Could you copy every line of the records below, character for character, without changing anything?

Dataset entries:
^^^^^^^^

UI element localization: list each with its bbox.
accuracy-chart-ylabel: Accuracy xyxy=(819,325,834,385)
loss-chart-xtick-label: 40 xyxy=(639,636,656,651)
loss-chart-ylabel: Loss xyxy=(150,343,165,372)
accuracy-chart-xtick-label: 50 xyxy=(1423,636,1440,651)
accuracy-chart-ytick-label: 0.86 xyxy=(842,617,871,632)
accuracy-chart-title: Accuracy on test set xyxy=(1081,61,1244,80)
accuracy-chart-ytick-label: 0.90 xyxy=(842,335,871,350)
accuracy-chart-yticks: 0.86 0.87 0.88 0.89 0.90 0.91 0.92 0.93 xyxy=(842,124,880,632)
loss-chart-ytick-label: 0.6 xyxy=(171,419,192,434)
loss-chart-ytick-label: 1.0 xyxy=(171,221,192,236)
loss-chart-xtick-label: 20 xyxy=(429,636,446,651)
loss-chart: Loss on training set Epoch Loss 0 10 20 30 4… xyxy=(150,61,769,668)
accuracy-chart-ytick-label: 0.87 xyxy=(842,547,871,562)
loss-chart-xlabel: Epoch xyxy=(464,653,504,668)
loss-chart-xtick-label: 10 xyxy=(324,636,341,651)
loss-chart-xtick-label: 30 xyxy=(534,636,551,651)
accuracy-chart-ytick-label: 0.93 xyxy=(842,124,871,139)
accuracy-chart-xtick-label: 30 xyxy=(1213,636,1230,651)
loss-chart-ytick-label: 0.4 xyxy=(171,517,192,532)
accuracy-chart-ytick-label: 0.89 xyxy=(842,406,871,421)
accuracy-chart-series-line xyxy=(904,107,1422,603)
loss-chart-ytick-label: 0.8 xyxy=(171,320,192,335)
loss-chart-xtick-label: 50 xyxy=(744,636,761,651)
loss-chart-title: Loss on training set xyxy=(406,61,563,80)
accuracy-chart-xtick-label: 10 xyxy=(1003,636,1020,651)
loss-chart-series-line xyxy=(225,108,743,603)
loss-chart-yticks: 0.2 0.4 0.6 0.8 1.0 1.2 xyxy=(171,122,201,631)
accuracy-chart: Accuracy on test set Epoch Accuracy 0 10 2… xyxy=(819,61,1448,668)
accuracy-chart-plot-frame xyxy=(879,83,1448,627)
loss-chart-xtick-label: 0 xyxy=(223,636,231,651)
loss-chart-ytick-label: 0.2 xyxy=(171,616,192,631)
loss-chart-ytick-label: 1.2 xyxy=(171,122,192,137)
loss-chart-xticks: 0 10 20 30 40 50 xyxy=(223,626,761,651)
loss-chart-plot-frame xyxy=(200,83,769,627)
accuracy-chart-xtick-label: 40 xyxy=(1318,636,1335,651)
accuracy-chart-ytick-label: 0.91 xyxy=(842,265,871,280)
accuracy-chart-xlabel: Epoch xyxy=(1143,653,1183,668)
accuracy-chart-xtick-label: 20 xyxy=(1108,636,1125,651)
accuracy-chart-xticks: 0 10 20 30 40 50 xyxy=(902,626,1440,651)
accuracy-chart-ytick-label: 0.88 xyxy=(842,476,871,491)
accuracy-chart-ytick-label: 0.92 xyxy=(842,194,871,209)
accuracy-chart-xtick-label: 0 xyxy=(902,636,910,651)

^^^^^^^^

Solution for this problem:
UI element localization: list each with its bbox.
accuracy-chart-ylabel: Accuracy xyxy=(819,325,834,385)
loss-chart-xtick-label: 40 xyxy=(639,636,656,651)
loss-chart-ylabel: Loss xyxy=(150,343,165,372)
accuracy-chart-xtick-label: 50 xyxy=(1423,636,1440,651)
accuracy-chart-ytick-label: 0.86 xyxy=(842,617,871,632)
accuracy-chart-title: Accuracy on test set xyxy=(1081,61,1244,80)
accuracy-chart-ytick-label: 0.90 xyxy=(842,335,871,350)
accuracy-chart-yticks: 0.86 0.87 0.88 0.89 0.90 0.91 0.92 0.93 xyxy=(842,124,880,632)
loss-chart-ytick-label: 0.6 xyxy=(171,419,192,434)
loss-chart-ytick-label: 1.0 xyxy=(171,221,192,236)
loss-chart-xtick-label: 20 xyxy=(429,636,446,651)
loss-chart: Loss on training set Epoch Loss 0 10 20 30 4… xyxy=(150,61,769,668)
accuracy-chart-ytick-label: 0.87 xyxy=(842,547,871,562)
loss-chart-xlabel: Epoch xyxy=(464,653,504,668)
loss-chart-xtick-label: 10 xyxy=(324,636,341,651)
loss-chart-xtick-label: 30 xyxy=(534,636,551,651)
accuracy-chart-ytick-label: 0.93 xyxy=(842,124,871,139)
accuracy-chart-xtick-label: 30 xyxy=(1213,636,1230,651)
loss-chart-ytick-label: 0.4 xyxy=(171,517,192,532)
accuracy-chart-ytick-label: 0.89 xyxy=(842,406,871,421)
accuracy-chart-series-line xyxy=(904,107,1422,603)
loss-chart-ytick-label: 0.8 xyxy=(171,320,192,335)
loss-chart-xtick-label: 50 xyxy=(744,636,761,651)
loss-chart-title: Loss on training set xyxy=(406,61,563,80)
accuracy-chart-xtick-label: 10 xyxy=(1003,636,1020,651)
loss-chart-series-line xyxy=(225,108,743,603)
loss-chart-yticks: 0.2 0.4 0.6 0.8 1.0 1.2 xyxy=(171,122,201,631)
accuracy-chart: Accuracy on test set Epoch Accuracy 0 10 2… xyxy=(819,61,1448,668)
accuracy-chart-plot-frame xyxy=(879,83,1448,627)
loss-chart-xtick-label: 0 xyxy=(223,636,231,651)
loss-chart-ytick-label: 0.2 xyxy=(171,616,192,631)
loss-chart-ytick-label: 1.2 xyxy=(171,122,192,137)
loss-chart-xticks: 0 10 20 30 40 50 xyxy=(223,626,761,651)
loss-chart-plot-frame xyxy=(200,83,769,627)
accuracy-chart-xtick-label: 40 xyxy=(1318,636,1335,651)
accuracy-chart-ytick-label: 0.91 xyxy=(842,265,871,280)
accuracy-chart-xlabel: Epoch xyxy=(1143,653,1183,668)
accuracy-chart-xtick-label: 20 xyxy=(1108,636,1125,651)
accuracy-chart-xticks: 0 10 20 30 40 50 xyxy=(902,626,1440,651)
accuracy-chart-ytick-label: 0.88 xyxy=(842,476,871,491)
accuracy-chart-ytick-label: 0.92 xyxy=(842,194,871,209)
accuracy-chart-xtick-label: 0 xyxy=(902,636,910,651)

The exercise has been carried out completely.